### Task details
Find the line containing "What data populates". Retype it and every later line of the records exactly, leaving out pictures.
------------------------------------------------------------------------
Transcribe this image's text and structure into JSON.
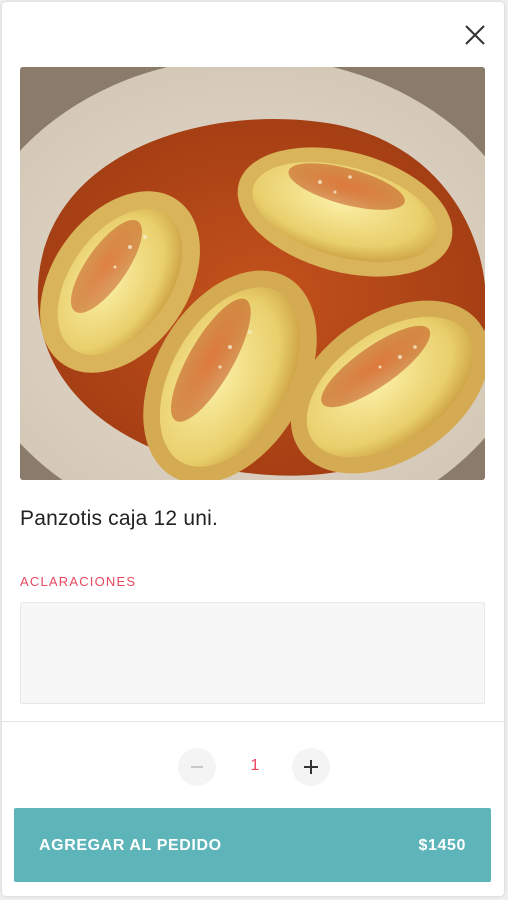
{
  "colors": {
    "accent": "#5db4b9",
    "label_red": "#e8475e",
    "title_text": "#222222"
  },
  "modal": {
    "close_icon": "close-icon",
    "image_icon": "product-photo"
  },
  "product": {
    "name": "Panzotis caja 12 uni."
  },
  "notes": {
    "label": "ACLARACIONES",
    "value": "",
    "placeholder": ""
  },
  "quantity": {
    "value": "1",
    "minus_icon": "minus-icon",
    "plus_icon": "plus-icon"
  },
  "add_button": {
    "label": "AGREGAR AL PEDIDO",
    "price": "$1450"
  }
}
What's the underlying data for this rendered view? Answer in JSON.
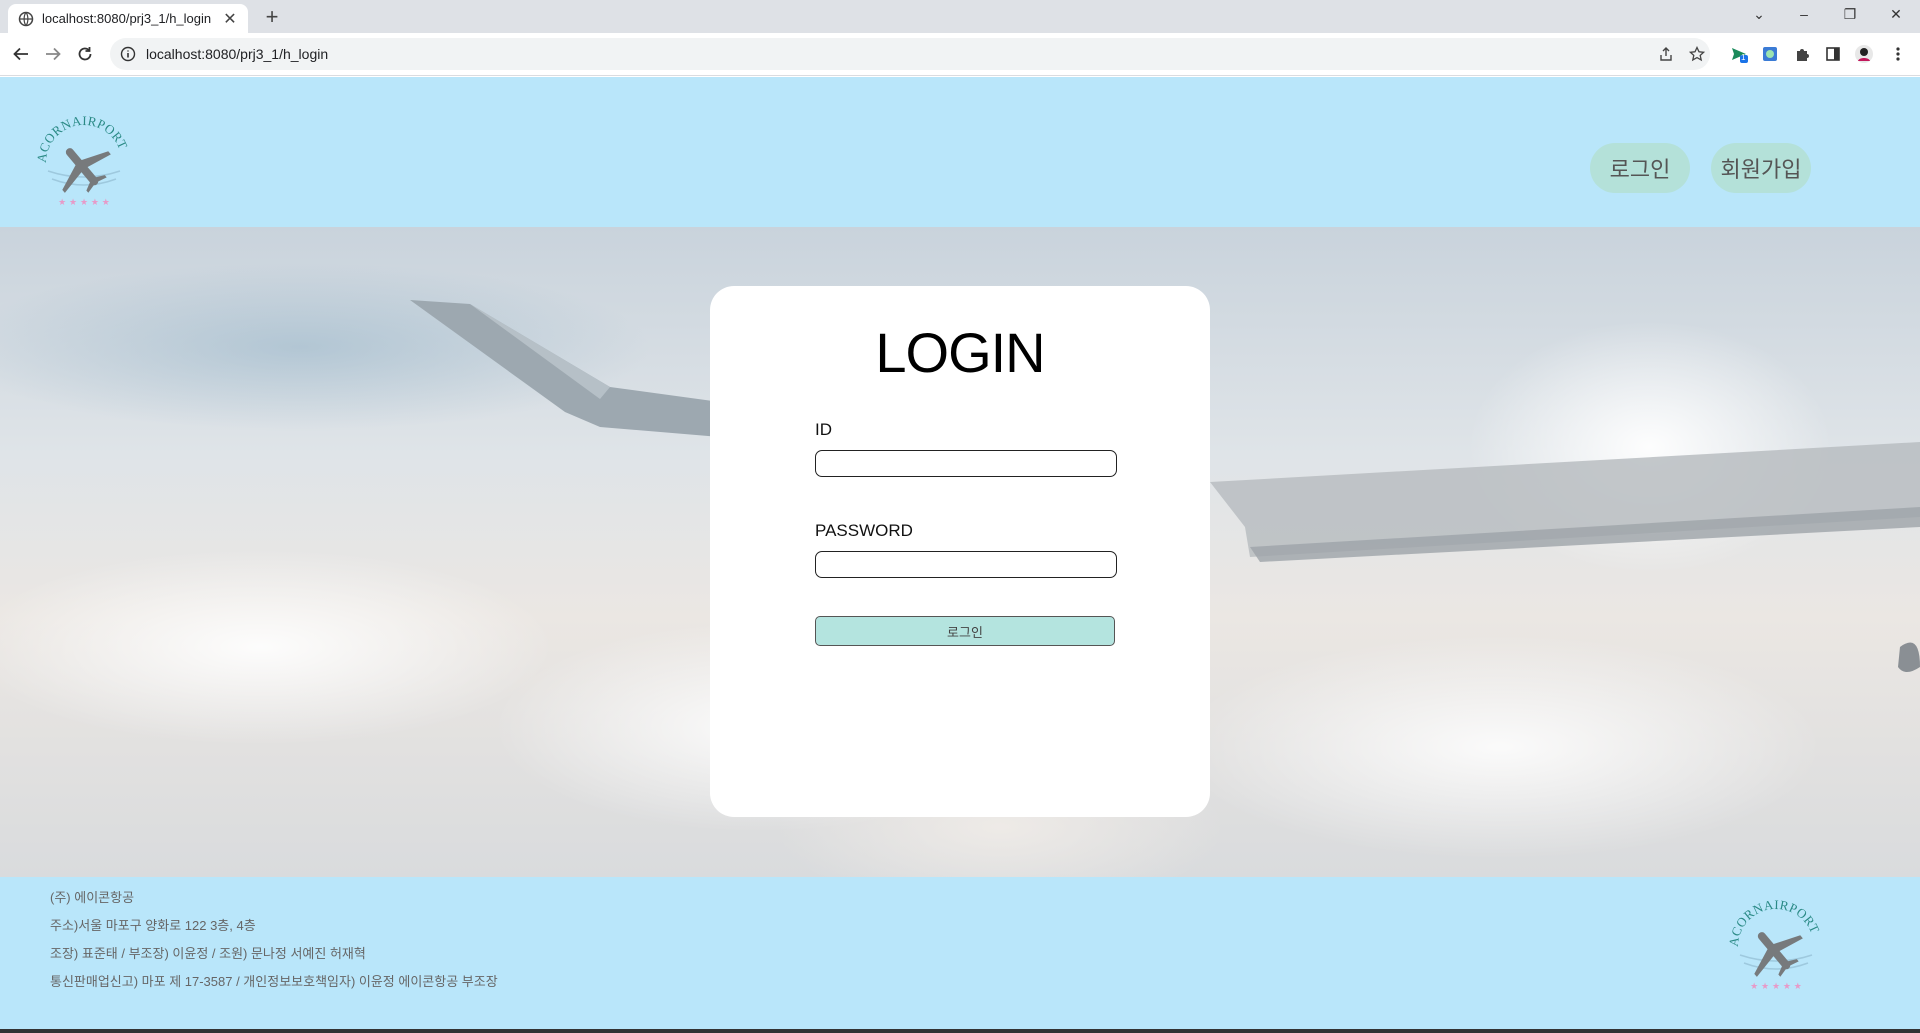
{
  "browser": {
    "tab_title": "localhost:8080/prj3_1/h_login",
    "url": "localhost:8080/prj3_1/h_login",
    "extension_badge": "1"
  },
  "header": {
    "logo_text": "ACORNAIRPORT",
    "nav_login": "로그인",
    "nav_signup": "회원가입"
  },
  "login_card": {
    "title": "LOGIN",
    "id_label": "ID",
    "id_value": "",
    "password_label": "PASSWORD",
    "password_value": "",
    "submit_label": "로그인"
  },
  "footer": {
    "lines": [
      "(주) 에이콘항공",
      "주소)서울 마포구 양화로 122 3층, 4층",
      "조장) 표준태 / 부조장) 이윤정 / 조원) 문나정 서예진 허재혁",
      "통신판매업신고) 마포 제 17-3587 / 개인정보보호책임자) 이윤정 에이콘항공 부조장"
    ],
    "logo_text": "ACORNAIRPORT"
  },
  "colors": {
    "header_bg": "#b9e6fa",
    "pill_bg": "#b4e1d9",
    "submit_bg": "#b4e4df"
  }
}
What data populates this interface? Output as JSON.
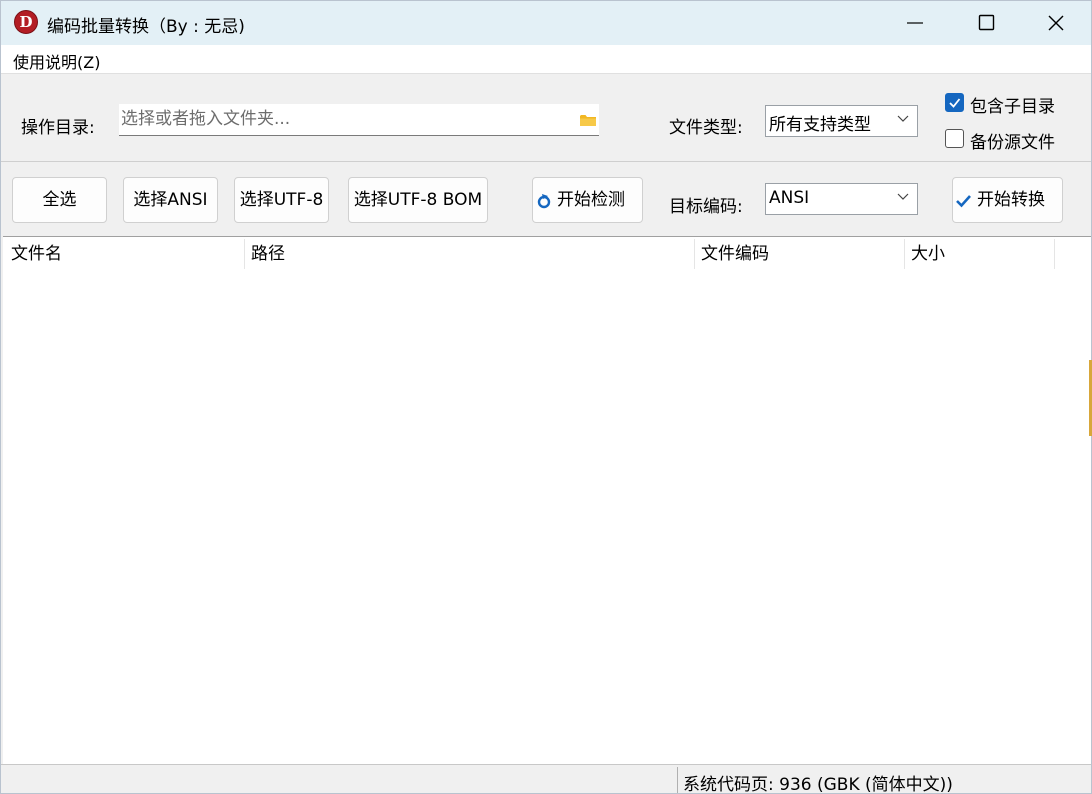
{
  "window": {
    "title": "编码批量转换（By : 无忌)"
  },
  "menu": {
    "help_label": "使用说明(Z)"
  },
  "toolbar": {
    "dir_label": "操作目录:",
    "dir_placeholder": "选择或者拖入文件夹...",
    "dir_value": "",
    "file_type_label": "文件类型:",
    "file_type_value": "所有支持类型",
    "include_subdirs_label": "包含子目录",
    "include_subdirs_checked": true,
    "backup_label": "备份源文件",
    "backup_checked": false,
    "select_all_label": "全选",
    "select_ansi_label": "选择ANSI",
    "select_utf8_label": "选择UTF-8",
    "select_utf8_bom_label": "选择UTF-8 BOM",
    "detect_label": "开始检测",
    "target_encoding_label": "目标编码:",
    "target_encoding_value": "ANSI",
    "convert_label": "开始转换"
  },
  "table": {
    "columns": [
      "文件名",
      "路径",
      "文件编码",
      "大小"
    ],
    "rows": []
  },
  "status": {
    "codepage_text": "系统代码页: 936 (GBK (简体中文))"
  },
  "colors": {
    "titlebar_bg": "#e3f0f6",
    "accent": "#1567c0",
    "app_icon_red": "#b31d24",
    "folder_yellow": "#f2b722"
  },
  "icons": {
    "app": "app-logo-d-icon",
    "folder": "folder-icon",
    "detect": "refresh-icon",
    "convert": "checkmark-icon"
  }
}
------------------------------------------------------------------------
### Answer to the exercise
What data populates this interface? Output as JSON.
{
  "window": {
    "title": "编码批量转换（By : 无忌)"
  },
  "menu": {
    "help_label": "使用说明(Z)"
  },
  "toolbar": {
    "dir_label": "操作目录:",
    "dir_placeholder": "选择或者拖入文件夹...",
    "dir_value": "",
    "file_type_label": "文件类型:",
    "file_type_value": "所有支持类型",
    "include_subdirs_label": "包含子目录",
    "include_subdirs_checked": true,
    "backup_label": "备份源文件",
    "backup_checked": false,
    "select_all_label": "全选",
    "select_ansi_label": "选择ANSI",
    "select_utf8_label": "选择UTF-8",
    "select_utf8_bom_label": "选择UTF-8 BOM",
    "detect_label": "开始检测",
    "target_encoding_label": "目标编码:",
    "target_encoding_value": "ANSI",
    "convert_label": "开始转换"
  },
  "table": {
    "columns": [
      "文件名",
      "路径",
      "文件编码",
      "大小"
    ],
    "rows": []
  },
  "status": {
    "codepage_text": "系统代码页: 936 (GBK (简体中文))"
  },
  "colors": {
    "titlebar_bg": "#e3f0f6",
    "accent": "#1567c0",
    "app_icon_red": "#b31d24",
    "folder_yellow": "#f2b722"
  },
  "icons": {
    "app": "app-logo-d-icon",
    "folder": "folder-icon",
    "detect": "refresh-icon",
    "convert": "checkmark-icon"
  }
}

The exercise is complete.